[REQUIRED WORK] Copy each line containing the word "проведение" from the records that follow, please.

[PROVIDED DATA]
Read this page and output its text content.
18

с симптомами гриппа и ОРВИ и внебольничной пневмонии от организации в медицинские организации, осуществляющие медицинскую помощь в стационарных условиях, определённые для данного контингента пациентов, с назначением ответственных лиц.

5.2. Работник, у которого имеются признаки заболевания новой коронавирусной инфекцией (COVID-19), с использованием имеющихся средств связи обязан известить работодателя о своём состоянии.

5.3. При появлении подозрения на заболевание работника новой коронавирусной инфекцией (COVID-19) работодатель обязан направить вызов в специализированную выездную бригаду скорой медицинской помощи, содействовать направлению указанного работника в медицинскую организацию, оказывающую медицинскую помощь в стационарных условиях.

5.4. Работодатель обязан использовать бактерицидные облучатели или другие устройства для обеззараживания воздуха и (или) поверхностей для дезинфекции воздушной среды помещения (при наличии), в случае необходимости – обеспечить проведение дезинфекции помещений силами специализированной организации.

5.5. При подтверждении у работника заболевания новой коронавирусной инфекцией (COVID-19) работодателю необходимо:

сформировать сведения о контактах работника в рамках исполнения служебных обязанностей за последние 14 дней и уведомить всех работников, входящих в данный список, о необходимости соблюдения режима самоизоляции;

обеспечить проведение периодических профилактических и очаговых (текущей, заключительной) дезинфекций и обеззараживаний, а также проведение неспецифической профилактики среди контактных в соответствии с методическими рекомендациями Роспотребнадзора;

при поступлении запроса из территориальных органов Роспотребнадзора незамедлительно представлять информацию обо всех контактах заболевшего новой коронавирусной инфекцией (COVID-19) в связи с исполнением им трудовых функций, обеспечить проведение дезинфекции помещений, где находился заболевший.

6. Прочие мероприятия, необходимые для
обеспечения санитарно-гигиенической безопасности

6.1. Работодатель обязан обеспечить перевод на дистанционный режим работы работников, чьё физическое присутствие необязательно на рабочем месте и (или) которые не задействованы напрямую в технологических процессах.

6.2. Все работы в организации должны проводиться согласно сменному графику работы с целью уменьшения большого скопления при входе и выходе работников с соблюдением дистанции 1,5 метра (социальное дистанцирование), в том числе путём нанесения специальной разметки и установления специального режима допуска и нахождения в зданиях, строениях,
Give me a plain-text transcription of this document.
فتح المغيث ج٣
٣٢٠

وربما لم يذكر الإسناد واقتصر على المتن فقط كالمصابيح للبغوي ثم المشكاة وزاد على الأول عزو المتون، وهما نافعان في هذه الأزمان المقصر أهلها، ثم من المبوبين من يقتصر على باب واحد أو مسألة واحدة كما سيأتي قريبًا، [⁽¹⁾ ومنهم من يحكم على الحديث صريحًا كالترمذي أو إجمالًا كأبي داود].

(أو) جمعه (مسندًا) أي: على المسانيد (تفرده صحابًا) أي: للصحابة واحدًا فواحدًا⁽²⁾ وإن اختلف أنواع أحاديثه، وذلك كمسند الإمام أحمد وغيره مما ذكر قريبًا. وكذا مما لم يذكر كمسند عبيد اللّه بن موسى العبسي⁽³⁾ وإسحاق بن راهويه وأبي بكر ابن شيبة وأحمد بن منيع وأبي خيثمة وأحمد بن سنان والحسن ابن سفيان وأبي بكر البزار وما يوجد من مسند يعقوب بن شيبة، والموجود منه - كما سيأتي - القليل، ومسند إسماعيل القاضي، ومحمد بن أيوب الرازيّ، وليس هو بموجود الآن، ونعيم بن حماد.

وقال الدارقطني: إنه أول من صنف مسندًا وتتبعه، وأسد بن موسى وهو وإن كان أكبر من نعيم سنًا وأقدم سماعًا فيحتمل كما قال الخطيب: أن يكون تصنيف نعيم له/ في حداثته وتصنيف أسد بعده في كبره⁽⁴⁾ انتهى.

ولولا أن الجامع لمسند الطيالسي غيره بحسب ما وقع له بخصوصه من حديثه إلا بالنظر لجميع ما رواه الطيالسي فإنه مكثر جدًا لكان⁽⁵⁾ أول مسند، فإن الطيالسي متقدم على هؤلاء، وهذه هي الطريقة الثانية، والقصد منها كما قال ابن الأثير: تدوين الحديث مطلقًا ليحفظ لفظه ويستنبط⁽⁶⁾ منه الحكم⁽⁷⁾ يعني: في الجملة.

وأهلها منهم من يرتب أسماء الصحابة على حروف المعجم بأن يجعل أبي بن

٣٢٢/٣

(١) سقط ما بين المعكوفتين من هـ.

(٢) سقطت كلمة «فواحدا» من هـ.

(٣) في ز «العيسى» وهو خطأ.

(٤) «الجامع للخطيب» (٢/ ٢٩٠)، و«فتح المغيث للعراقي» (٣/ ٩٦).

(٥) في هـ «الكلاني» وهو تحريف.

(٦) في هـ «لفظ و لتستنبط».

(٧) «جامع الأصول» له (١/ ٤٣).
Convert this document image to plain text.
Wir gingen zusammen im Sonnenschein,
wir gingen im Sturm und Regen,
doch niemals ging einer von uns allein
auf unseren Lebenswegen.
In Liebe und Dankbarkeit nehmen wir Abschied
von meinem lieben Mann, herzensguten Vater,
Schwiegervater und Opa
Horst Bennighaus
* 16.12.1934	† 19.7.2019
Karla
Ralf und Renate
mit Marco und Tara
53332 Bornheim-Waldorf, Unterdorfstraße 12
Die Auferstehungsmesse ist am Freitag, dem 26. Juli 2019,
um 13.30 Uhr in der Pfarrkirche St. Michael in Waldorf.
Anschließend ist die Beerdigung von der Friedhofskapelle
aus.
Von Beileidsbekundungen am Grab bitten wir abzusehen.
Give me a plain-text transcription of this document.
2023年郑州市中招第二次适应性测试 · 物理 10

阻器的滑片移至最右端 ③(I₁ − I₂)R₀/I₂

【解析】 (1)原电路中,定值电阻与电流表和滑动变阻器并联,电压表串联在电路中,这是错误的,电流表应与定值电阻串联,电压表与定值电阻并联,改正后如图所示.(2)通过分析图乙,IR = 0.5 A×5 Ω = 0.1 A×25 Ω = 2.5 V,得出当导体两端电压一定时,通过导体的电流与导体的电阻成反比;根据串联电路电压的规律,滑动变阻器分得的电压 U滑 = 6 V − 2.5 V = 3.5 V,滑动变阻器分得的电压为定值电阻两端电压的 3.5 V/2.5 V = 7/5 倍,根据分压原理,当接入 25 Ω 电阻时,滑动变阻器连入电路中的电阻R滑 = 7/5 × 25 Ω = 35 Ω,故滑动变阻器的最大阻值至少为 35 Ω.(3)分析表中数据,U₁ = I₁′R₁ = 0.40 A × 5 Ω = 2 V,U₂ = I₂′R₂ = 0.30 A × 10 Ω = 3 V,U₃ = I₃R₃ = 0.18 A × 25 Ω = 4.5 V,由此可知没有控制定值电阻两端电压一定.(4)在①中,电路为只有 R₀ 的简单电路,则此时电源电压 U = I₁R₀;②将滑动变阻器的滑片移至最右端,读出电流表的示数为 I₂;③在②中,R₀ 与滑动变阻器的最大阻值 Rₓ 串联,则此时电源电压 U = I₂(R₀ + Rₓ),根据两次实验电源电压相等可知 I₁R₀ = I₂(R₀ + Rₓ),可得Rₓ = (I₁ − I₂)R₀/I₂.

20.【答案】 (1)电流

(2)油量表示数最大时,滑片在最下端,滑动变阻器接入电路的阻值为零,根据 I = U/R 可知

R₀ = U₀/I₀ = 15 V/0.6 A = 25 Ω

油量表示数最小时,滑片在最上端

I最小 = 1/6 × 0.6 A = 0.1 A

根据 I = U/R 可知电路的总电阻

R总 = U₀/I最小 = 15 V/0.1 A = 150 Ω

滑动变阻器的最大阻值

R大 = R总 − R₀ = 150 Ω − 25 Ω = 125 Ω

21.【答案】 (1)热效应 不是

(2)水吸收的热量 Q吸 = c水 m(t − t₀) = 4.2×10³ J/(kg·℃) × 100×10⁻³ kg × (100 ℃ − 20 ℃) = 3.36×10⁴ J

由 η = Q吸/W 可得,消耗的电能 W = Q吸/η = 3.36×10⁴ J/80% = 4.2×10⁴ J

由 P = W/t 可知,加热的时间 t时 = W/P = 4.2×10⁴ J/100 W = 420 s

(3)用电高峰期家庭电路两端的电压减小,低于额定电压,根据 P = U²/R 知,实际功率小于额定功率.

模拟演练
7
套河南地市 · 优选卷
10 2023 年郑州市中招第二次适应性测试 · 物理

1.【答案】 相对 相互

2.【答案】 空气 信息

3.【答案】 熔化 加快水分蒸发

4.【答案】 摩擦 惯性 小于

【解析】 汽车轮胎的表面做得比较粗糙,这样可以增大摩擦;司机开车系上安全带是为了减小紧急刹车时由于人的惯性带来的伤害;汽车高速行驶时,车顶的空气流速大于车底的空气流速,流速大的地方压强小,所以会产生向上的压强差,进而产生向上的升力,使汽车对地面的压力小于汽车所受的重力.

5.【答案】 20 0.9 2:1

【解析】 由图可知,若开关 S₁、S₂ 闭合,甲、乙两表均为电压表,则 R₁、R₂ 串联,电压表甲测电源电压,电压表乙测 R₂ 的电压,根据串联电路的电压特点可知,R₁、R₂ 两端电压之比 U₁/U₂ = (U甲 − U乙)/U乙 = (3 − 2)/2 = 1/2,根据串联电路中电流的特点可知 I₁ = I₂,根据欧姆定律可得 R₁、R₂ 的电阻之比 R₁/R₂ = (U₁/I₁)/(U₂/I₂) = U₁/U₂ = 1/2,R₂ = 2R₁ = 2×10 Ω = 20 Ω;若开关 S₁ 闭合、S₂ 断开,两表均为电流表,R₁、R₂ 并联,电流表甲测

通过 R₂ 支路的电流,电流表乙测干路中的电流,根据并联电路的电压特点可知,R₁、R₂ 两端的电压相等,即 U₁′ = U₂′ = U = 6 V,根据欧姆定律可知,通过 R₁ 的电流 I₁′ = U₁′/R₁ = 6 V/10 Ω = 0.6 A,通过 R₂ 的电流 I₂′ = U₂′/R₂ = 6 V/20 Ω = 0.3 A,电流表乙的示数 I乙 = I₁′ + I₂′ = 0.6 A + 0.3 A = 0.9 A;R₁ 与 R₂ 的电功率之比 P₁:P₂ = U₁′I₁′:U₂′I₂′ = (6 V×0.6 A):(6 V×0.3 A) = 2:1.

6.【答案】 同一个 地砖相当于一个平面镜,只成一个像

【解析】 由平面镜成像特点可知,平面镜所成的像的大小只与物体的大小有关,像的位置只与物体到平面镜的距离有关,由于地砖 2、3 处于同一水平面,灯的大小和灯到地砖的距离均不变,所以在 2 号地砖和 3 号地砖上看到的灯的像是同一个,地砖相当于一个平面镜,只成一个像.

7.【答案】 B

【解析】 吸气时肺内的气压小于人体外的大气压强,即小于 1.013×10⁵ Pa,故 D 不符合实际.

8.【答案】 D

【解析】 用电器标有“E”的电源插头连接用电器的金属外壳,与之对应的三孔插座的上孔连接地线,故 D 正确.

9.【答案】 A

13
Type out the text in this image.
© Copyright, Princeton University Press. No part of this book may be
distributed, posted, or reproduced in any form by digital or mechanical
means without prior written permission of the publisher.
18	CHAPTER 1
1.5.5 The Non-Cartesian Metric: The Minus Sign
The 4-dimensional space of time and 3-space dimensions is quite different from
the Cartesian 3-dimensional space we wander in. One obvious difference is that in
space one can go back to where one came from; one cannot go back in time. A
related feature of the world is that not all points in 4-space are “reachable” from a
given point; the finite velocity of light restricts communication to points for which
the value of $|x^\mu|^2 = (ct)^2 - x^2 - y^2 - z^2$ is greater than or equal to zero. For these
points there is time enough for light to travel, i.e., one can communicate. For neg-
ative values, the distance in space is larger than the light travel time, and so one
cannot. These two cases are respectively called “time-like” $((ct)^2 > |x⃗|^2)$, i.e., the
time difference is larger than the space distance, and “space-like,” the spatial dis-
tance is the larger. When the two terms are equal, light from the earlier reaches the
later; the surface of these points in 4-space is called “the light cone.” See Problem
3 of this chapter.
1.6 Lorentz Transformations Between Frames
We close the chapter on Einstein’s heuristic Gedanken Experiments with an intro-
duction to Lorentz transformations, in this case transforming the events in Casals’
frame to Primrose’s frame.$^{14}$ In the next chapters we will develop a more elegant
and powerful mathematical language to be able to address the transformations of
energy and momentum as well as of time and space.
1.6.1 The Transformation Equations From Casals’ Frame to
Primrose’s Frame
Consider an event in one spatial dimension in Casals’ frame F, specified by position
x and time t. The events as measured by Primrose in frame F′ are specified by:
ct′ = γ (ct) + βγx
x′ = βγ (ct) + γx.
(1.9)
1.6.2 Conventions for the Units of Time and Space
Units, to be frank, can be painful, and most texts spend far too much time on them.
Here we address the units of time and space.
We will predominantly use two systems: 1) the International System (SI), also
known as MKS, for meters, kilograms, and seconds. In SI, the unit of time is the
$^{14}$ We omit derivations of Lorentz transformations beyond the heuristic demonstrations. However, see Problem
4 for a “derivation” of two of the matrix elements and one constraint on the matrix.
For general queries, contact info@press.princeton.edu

[FINAL ANSWER]
5.4. Работодатель обязан использовать бактерицидные облучатели или другие устройства для обеззараживания воздуха и (или) поверхностей для дезинфекции воздушной среды помещения (при наличии), в случае необходимости – обеспечить проведение дезинфекции помещений силами специализированной организации.
обеспечить проведение периодических профилактических и очаговых (текущей, заключительной) дезинфекций и обеззараживаний, а также проведение неспецифической профилактики среди контактных в соответствии с методическими рекомендациями Роспотребнадзора;
при поступлении запроса из территориальных органов Роспотребнадзора незамедлительно представлять информацию обо всех контактах заболевшего новой коронавирусной инфекцией (COVID-19) в связи с исполнением им трудовых функций, обеспечить проведение дезинфекции помещений, где находился заболевший.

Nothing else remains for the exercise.